» **WHAT YOU WILL DO**:
A: Answer these questions about the excerpt on online pricing glitches, one answer per line, marked to match:
(i) What did BlueLight give customers in the case of the MP3 player?
(ii) According to Outpost CEO Darryl Peck, what is the sole cause of his company's site's pricing glitches?
(iii) What did Eziba.com set up to minimize the damage of data-entry mistakes?
B: Write a continuation of the excerpt on online pricing glitches, starting after its final sentence.

» **SELECTED EXCERPT**:
Though most online retailers view glitches as an unavoidable hazard of the job, they typically don't honor the resulting lower prices. Some will put forward some kind of a consolation prize, like offering the mistakenly listed product for its wholesale price, or giving customers a coupon, as BlueLight did in the case of the MP3 player.
"There's no such thing as perfection in life," says Outpost CEO Darryl Peck. "We carry a couple hundred thousand SKUs. Every now and then someone's gonna hit the wrong key on the keyboard." Peck says human error is the sole cause of the few pricing glitches suffered by his company's site. An employee need only mistype a decimal point when entering a price, he explains, and a camera could list for 99 cents instead of $99. Such glitches, Peck maintains, are statistically insignificant; he estimates Outpost's losses at a few thousand dollars over six years.
To minimize the damage of data-entry mistakes, arts-and-crafts retailer Eziba.com set up a system of checks and balances. When a new product gets posted to Eziba's site, its price is rechecked by everyone who "touches" the listing, from the inventory planner to the copywriter. This system, says Eziba CEO Bill Miller, has limited pricing glitches to a handful of cases.
Hitting the wrong number on a keyboard, however, is just one way to create chaos. Complex software systems can cause much more insidious mistakes. As sites become more elaborate, with dozens of Web servers connecting to application servers, which in turn connect to back-end databases and mainframes, the potential for trouble increases exponentially. A single point of failure anywhere along the chain can result in a pricing goof. And software-based glitches are much harder to detect than those caused by human error.

» **MATERIAL SUPPLIED**:
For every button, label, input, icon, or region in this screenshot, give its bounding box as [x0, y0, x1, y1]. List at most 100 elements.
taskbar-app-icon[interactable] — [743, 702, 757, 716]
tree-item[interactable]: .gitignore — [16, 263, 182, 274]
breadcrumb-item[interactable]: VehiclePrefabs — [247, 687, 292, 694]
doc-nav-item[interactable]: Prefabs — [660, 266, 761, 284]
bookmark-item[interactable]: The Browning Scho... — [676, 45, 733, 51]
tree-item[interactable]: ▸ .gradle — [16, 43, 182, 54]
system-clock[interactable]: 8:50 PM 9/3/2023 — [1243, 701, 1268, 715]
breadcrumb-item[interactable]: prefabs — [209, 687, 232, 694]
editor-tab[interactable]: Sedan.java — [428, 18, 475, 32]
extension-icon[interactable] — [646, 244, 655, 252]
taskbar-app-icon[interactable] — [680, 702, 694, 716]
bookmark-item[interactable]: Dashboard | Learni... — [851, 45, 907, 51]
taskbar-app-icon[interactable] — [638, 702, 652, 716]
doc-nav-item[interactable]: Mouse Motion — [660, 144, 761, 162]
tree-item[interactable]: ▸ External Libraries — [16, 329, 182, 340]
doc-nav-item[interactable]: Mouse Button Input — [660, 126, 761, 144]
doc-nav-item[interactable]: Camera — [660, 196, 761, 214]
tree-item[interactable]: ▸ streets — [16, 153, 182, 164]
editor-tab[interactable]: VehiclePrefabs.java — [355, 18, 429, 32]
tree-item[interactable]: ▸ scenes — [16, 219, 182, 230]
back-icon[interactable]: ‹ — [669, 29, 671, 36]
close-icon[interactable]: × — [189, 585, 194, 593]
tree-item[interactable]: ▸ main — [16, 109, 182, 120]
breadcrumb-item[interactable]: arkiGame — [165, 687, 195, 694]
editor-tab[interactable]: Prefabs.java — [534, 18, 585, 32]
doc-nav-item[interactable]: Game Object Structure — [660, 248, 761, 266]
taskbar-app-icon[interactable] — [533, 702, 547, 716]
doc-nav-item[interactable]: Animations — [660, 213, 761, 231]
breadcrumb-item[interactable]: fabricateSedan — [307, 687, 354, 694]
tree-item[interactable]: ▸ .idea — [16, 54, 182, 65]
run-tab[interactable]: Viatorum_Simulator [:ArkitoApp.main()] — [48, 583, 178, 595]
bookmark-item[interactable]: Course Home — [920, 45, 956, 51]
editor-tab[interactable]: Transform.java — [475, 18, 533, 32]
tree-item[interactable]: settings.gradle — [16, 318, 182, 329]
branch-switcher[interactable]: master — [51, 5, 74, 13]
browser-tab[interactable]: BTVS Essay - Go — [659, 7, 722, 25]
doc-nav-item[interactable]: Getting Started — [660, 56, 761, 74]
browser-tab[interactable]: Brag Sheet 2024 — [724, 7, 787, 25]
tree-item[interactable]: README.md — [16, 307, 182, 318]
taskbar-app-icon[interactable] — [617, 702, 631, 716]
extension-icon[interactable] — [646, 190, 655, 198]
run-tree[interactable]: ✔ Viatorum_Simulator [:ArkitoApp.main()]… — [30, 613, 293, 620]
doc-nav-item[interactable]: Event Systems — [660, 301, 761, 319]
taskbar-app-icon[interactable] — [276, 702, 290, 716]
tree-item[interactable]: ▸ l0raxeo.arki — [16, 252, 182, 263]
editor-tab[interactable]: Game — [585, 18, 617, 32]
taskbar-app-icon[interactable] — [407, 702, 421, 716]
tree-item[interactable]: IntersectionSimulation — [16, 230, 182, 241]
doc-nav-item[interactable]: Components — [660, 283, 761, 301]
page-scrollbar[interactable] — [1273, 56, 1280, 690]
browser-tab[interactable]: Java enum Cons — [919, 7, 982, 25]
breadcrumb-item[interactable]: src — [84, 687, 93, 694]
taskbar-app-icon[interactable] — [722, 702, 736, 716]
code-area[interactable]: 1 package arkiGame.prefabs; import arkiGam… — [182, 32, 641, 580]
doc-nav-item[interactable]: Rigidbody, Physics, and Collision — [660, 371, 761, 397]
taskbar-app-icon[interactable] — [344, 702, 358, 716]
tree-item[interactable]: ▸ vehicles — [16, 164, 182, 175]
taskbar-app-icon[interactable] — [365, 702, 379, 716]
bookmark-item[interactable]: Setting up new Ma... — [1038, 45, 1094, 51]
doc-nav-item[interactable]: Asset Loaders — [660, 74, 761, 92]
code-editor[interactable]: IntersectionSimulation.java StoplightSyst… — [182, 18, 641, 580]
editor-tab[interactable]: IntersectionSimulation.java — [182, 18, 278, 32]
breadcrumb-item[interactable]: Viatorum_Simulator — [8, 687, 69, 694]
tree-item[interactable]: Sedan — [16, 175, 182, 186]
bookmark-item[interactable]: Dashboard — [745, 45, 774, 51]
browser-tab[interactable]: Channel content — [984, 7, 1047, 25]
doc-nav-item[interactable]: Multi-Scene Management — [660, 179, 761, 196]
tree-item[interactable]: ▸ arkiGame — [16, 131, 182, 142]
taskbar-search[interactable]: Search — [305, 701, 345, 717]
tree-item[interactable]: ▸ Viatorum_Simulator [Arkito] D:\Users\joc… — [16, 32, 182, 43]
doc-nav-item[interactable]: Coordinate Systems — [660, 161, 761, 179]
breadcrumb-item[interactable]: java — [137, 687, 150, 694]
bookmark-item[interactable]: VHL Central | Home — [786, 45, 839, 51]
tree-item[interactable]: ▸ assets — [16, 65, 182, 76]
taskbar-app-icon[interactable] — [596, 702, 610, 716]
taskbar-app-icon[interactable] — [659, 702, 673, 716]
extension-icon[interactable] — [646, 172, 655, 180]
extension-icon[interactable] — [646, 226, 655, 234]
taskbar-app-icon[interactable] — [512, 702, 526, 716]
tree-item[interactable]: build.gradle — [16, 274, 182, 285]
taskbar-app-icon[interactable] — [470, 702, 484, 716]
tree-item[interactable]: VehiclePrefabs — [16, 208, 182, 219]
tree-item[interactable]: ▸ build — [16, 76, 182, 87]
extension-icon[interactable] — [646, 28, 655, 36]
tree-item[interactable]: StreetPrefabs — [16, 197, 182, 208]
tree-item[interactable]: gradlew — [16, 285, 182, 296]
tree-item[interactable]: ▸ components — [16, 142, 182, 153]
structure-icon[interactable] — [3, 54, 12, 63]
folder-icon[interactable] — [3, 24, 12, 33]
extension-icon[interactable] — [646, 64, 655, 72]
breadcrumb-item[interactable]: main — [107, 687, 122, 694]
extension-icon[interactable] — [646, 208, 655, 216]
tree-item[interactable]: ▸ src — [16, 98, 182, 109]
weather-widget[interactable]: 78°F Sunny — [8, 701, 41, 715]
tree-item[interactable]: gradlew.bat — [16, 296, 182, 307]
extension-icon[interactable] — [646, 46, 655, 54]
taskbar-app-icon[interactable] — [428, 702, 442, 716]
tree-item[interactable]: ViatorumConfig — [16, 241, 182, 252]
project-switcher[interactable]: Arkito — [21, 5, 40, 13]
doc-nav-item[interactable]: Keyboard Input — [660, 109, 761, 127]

» **TASK-BY-TASK RESULTS**:
A:
(i) A coupon.
(ii) Human error.
(iii) A system of checks and balances, in which a new product's price is rechecked by everyone who "touches" the listing.

B:
"If someone missed a decimal point, it could get discovered," says Randi Barshack, VP of marketing and business development for TeaLeaf Technology, whose products help find and fix pricing problems. "You look it up in the database table and you fix it. But if a price is a dynamic calculation, you can't go anywhere to find it. It doesn't exist anywhere."
The problem could be a bug buried in code that manifests itself only under certain circumstances. For example, when an e-commerce server gets over-loaded, it usually crashes, explains Jim Dugger, co-founder of Tonic Software. In rare cases, though, the system doesn't crash. Instead, it mistakenly applies one customer's data to several others. When this happened at a b-to-b site Tonic now works with, one corporate customer received the special rates designated for another customer.
Another common cause of pricing bugs: the electronic coupons many retailers now distribute to customers. At sites like Fat Wallet, you'll find forums where customers can trade coupons they don't want for ones they do. If a merchant doesn't assign a unique numerical code to each individual coupon, the code can be punched into a site repeatedly, by any number of people -- granting a discount bonanza and wreaking havoc with the e-commerce software in the process.
Since few e-retailers have the resources to sniff out and fix such esoteric problems before they happen, many focus instead on trying to detect the inevitable errors quickly, before they cause too much harm. One common tactic is to set up special monitoring systems that fire off alerts whenever unusual shopping activity occurs. For example, every order that's placed on Dell's Web site is automatically screened ON the back end to make sure it fits within certain price ranges. While Dell suffers the occasional pricing glitch, says Tom Vogl, director of consumer e-business, the system allows him to detect problems and respond quickly.
Pricing errors can sometimes hurt the bottom line, but they're almost always bad for customer relations. Mistakes tell shoppers that a company's system has flaws. That can make shoppers think twice about entrusting that business with their credit card number.
"It's like when your doctor misspells something," says TeaLeaf's Barshack. "You start to think, 'Is this the person I want to operate on me?'" If not, Web shoppers may decide to seek a second opinion.